What you are asked to do: Output the material below in full, exactly as it is.

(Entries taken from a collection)
%%

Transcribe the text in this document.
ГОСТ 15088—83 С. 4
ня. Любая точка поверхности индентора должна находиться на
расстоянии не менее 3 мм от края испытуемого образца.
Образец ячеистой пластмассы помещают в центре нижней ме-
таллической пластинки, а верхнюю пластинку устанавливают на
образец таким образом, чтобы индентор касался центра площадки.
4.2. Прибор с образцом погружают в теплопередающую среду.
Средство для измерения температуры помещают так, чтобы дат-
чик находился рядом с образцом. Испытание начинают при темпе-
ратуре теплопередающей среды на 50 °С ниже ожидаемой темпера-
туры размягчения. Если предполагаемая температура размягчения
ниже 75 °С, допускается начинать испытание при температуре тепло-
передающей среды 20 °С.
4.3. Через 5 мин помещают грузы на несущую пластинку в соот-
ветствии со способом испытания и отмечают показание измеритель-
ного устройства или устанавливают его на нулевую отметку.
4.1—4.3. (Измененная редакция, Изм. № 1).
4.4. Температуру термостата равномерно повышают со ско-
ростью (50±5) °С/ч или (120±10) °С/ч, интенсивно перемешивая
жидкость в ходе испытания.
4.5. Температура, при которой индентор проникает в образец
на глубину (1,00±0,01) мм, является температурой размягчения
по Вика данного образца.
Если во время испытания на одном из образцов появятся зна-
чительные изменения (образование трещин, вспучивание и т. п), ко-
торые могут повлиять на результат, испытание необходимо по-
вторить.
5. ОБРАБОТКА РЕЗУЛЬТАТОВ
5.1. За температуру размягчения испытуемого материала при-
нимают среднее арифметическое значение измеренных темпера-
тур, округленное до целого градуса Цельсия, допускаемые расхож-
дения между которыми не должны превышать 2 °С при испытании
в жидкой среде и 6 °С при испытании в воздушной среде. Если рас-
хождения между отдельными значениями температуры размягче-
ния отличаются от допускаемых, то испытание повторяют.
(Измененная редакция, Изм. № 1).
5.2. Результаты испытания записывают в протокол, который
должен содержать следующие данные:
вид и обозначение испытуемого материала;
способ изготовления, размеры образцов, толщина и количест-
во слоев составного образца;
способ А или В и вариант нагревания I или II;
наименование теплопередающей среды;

%%

The result:
Transcribe the text in this document.
ГОСТ 15088—83 С. 4
ня. Любая точка поверхности индентора должна находиться на
расстоянии не менее 3 мм от края испытуемого образца.
Образец ячеистой пластмассы помещают в центре нижней ме-
таллической пластинки, а верхнюю пластинку устанавливают на
образец таким образом, чтобы индентор касался центра площадки.
4.2. Прибор с образцом погружают в теплопередающую среду.
Средство для измерения температуры помещают так, чтобы дат-
чик находился рядом с образцом. Испытание начинают при темпе-
ратуре теплопередающей среды на 50 °С ниже ожидаемой темпера-
туры размягчения. Если предполагаемая температура размягчения
ниже 75 °С, допускается начинать испытание при температуре тепло-
передающей среды 20 °С.
4.3. Через 5 мин помещают грузы на несущую пластинку в соот-
ветствии со способом испытания и отмечают показание измеритель-
ного устройства или устанавливают его на нулевую отметку.
4.1—4.3. (Измененная редакция, Изм. № 1).
4.4. Температуру термостата равномерно повышают со ско-
ростью (50±5) °С/ч или (120±10) °С/ч, интенсивно перемешивая
жидкость в ходе испытания.
4.5. Температура, при которой индентор проникает в образец
на глубину (1,00±0,01) мм, является температурой размягчения
по Вика данного образца.
Если во время испытания на одном из образцов появятся зна-
чительные изменения (образование трещин, вспучивание и т. п), ко-
торые могут повлиять на результат, испытание необходимо по-
вторить.
5. ОБРАБОТКА РЕЗУЛЬТАТОВ
5.1. За температуру размягчения испытуемого материала при-
нимают среднее арифметическое значение измеренных темпера-
тур, округленное до целого градуса Цельсия, допускаемые расхож-
дения между которыми не должны превышать 2 °С при испытании
в жидкой среде и 6 °С при испытании в воздушной среде. Если рас-
хождения между отдельными значениями температуры размягче-
ния отличаются от допускаемых, то испытание повторяют.
(Измененная редакция, Изм. № 1).
5.2. Результаты испытания записывают в протокол, который
должен содержать следующие данные:
вид и обозначение испытуемого материала;
способ изготовления, размеры образцов, толщина и количест-
во слоев составного образца;
способ А или В и вариант нагревания I или II;
наименование теплопередающей среды;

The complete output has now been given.